● **WHAT IS ASKED**
How many lines in the listing below include the word "JSON"? Reply with the count alone.

──────── RECORDS

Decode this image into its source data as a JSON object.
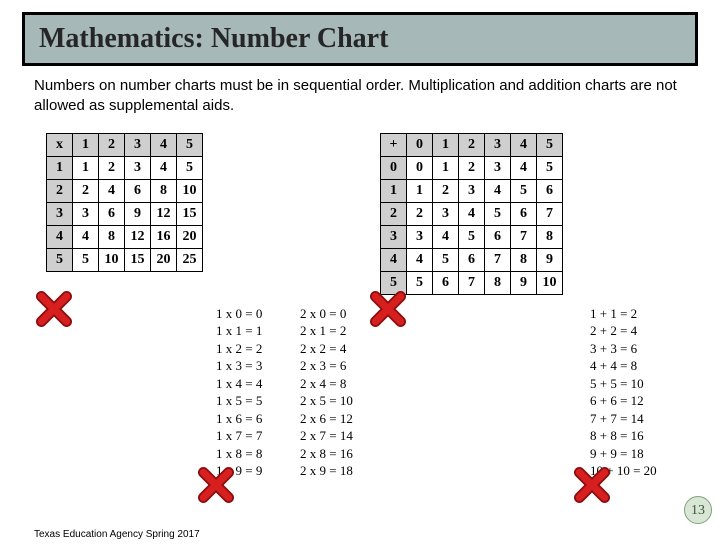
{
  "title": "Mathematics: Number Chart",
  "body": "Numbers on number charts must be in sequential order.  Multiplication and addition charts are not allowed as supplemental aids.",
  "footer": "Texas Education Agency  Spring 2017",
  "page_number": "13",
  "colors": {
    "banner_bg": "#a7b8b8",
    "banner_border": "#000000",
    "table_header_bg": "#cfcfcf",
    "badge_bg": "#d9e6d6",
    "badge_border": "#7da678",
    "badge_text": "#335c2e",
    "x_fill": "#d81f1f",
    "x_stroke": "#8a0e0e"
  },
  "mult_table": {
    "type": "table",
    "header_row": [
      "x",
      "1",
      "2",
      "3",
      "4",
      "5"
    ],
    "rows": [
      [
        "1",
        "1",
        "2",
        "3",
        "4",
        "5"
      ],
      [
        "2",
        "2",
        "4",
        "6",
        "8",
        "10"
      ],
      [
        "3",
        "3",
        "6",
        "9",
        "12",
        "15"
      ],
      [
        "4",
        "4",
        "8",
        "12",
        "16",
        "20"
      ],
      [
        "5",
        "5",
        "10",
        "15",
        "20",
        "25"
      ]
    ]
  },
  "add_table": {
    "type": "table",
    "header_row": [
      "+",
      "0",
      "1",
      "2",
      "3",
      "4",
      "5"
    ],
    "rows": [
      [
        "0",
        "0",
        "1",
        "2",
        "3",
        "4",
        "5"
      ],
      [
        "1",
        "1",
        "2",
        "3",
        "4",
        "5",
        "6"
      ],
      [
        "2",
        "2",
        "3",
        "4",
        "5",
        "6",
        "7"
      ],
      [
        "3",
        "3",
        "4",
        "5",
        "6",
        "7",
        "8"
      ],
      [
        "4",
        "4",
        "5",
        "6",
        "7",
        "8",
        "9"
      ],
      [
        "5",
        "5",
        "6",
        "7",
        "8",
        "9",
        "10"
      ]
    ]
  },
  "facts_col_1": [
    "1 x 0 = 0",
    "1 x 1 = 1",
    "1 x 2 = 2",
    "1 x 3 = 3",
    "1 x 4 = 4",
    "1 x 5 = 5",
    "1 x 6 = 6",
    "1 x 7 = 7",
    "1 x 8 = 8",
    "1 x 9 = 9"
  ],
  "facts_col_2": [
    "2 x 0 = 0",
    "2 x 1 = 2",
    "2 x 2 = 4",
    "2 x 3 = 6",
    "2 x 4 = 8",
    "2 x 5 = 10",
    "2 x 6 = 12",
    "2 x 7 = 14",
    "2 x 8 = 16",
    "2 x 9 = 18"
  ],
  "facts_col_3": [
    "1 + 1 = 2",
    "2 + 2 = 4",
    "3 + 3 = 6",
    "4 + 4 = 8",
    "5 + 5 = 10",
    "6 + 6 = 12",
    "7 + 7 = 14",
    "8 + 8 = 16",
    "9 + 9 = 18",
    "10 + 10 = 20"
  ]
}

────────────────
──────── RECORDS

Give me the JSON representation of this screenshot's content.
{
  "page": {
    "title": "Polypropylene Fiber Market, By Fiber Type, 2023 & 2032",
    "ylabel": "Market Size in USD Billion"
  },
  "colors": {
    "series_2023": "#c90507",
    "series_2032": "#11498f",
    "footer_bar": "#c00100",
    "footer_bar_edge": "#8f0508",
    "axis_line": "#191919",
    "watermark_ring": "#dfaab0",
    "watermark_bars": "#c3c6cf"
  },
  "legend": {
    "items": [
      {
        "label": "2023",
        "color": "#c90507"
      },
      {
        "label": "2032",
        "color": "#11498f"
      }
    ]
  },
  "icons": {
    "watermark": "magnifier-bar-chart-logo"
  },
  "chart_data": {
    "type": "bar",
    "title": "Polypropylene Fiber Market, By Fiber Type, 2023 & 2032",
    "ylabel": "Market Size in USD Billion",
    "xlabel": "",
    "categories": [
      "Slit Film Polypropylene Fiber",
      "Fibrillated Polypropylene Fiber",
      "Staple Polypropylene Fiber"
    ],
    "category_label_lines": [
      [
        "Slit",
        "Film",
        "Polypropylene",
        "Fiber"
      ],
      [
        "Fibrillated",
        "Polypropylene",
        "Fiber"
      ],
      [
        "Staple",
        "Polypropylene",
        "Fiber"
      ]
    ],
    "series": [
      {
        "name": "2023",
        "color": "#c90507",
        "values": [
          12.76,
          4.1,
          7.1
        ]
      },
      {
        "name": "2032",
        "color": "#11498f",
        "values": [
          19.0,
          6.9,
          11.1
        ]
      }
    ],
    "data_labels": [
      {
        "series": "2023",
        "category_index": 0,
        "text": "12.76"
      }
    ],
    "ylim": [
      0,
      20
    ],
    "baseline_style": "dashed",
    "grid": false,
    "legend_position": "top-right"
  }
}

────────────────

● **ANSWER TO THE PROBLEM**
2